Task goal -> Return all the records below verbatim, line for line, leaving out the pictures.

Dataset ->
+---+
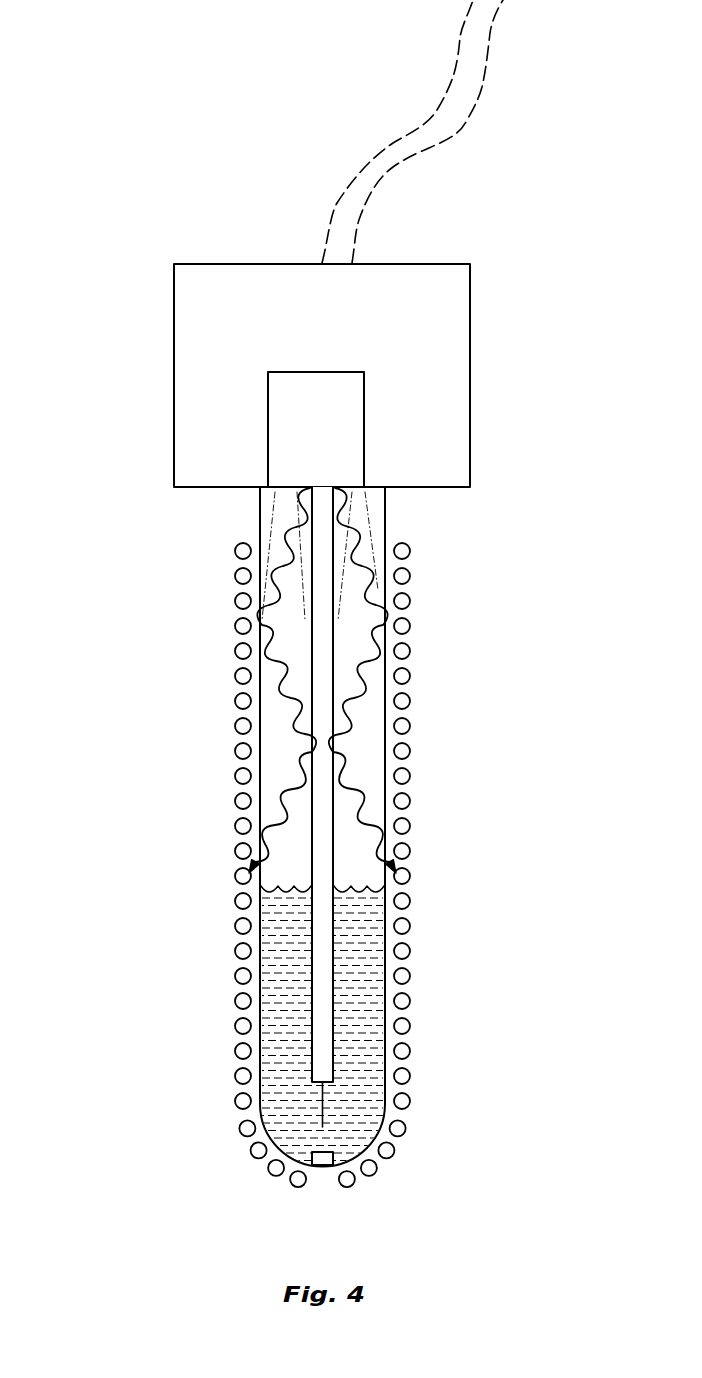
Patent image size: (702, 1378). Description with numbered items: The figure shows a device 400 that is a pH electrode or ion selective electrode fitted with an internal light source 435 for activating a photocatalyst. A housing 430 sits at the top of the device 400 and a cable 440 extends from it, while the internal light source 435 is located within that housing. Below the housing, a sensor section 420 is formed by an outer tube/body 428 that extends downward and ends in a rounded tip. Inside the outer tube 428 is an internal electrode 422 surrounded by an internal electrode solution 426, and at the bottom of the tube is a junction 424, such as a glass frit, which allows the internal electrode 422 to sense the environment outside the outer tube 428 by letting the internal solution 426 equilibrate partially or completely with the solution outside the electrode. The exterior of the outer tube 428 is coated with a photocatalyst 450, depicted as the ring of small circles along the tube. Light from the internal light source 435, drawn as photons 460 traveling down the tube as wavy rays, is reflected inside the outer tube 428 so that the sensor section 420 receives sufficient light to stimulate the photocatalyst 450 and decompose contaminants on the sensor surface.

The device 400 is at (112, 133).
The sensor section 420 is at (197, 656).
The internal electrode 422 is at (322, 983).
The junction 424 is at (322, 1165).
The internal electrode solution 426 is at (372, 1048).
The outer tube/body 428 is at (385, 770).
The housing 430 is at (455, 303).
The internal light source 435 is at (353, 425).
The cable 440 is at (455, 108).
The photocatalyst 450 is at (410, 926).
The photons 460 is at (376, 664).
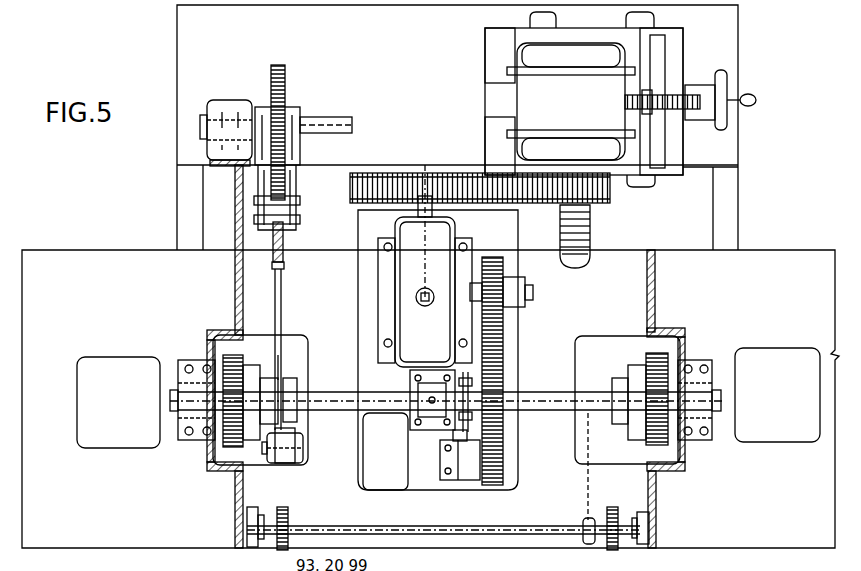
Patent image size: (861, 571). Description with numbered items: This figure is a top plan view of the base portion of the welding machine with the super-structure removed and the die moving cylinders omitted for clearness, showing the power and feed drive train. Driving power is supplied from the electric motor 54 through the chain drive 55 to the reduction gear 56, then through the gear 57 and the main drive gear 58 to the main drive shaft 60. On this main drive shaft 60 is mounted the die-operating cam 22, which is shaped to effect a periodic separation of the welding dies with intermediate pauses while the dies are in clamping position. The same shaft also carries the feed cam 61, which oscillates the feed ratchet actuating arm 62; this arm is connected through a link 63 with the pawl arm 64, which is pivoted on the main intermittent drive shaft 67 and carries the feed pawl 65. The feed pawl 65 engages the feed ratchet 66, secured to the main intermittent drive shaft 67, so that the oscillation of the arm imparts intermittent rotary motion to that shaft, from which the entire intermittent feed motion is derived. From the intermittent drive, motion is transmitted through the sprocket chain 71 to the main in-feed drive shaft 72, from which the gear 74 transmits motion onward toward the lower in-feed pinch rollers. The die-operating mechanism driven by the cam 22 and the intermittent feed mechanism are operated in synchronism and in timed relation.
+---+
Final answer ->
Patent image size: (702, 1378). Description with numbered items: The figure shows a device 400 that is a pH electrode or ion selective electrode fitted with an internal light source 435 for activating a photocatalyst. A housing 430 sits at the top of the device 400 and a cable 440 extends from it, while the internal light source 435 is located within that housing. Below the housing, a sensor section 420 is formed by an outer tube/body 428 that extends downward and ends in a rounded tip. Inside the outer tube 428 is an internal electrode 422 surrounded by an internal electrode solution 426, and at the bottom of the tube is a junction 424, such as a glass frit, which allows the internal electrode 422 to sense the environment outside the outer tube 428 by letting the internal solution 426 equilibrate partially or completely with the solution outside the electrode. The exterior of the outer tube 428 is coated with a photocatalyst 450, depicted as the ring of small circles along the tube. Light from the internal light source 435, drawn as photons 460 traveling down the tube as wavy rays, is reflected inside the outer tube 428 so that the sensor section 420 receives sufficient light to stimulate the photocatalyst 450 and decompose contaminants on the sensor surface.

The device 400 is at (112, 133).
The sensor section 420 is at (197, 656).
The internal electrode 422 is at (322, 983).
The junction 424 is at (322, 1165).
The internal electrode solution 426 is at (372, 1048).
The outer tube/body 428 is at (385, 770).
The housing 430 is at (455, 303).
The internal light source 435 is at (353, 425).
The cable 440 is at (455, 108).
The photocatalyst 450 is at (410, 926).
The photons 460 is at (376, 664).
Patent image size: (861, 571). Description with numbered items: This figure is a top plan view of the base portion of the welding machine with the super-structure removed and the die moving cylinders omitted for clearness, showing the power and feed drive train. Driving power is supplied from the electric motor 54 through the chain drive 55 to the reduction gear 56, then through the gear 57 and the main drive gear 58 to the main drive shaft 60. On this main drive shaft 60 is mounted the die-operating cam 22, which is shaped to effect a periodic separation of the welding dies with intermediate pauses while the dies are in clamping position. The same shaft also carries the feed cam 61, which oscillates the feed ratchet actuating arm 62; this arm is connected through a link 63 with the pawl arm 64, which is pivoted on the main intermittent drive shaft 67 and carries the feed pawl 65. The feed pawl 65 engages the feed ratchet 66, secured to the main intermittent drive shaft 67, so that the oscillation of the arm imparts intermittent rotary motion to that shaft, from which the entire intermittent feed motion is derived. From the intermittent drive, motion is transmitted through the sprocket chain 71 to the main in-feed drive shaft 72, from which the gear 74 transmits motion onward toward the lower in-feed pinch rollers. The die-operating mechanism driven by the cam 22 and the intermittent feed mechanism are operated in synchronism and in timed relation.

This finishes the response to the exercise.